**Exercise task**
Report only the number of lines in this material that include the string "получателя".

Rows from a dataset:
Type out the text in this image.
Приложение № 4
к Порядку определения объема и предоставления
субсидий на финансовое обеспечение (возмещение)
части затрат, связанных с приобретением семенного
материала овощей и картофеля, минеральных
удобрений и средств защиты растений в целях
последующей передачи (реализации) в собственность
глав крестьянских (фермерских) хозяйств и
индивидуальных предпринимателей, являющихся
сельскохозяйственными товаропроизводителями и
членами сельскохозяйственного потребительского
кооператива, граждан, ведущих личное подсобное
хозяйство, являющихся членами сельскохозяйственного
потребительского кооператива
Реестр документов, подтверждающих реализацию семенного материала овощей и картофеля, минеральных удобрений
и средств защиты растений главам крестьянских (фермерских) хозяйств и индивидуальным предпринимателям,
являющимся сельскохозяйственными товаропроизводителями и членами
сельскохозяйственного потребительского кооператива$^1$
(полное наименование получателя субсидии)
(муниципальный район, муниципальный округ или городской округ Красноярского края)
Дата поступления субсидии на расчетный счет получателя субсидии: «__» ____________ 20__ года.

**Answer to this exercise**
2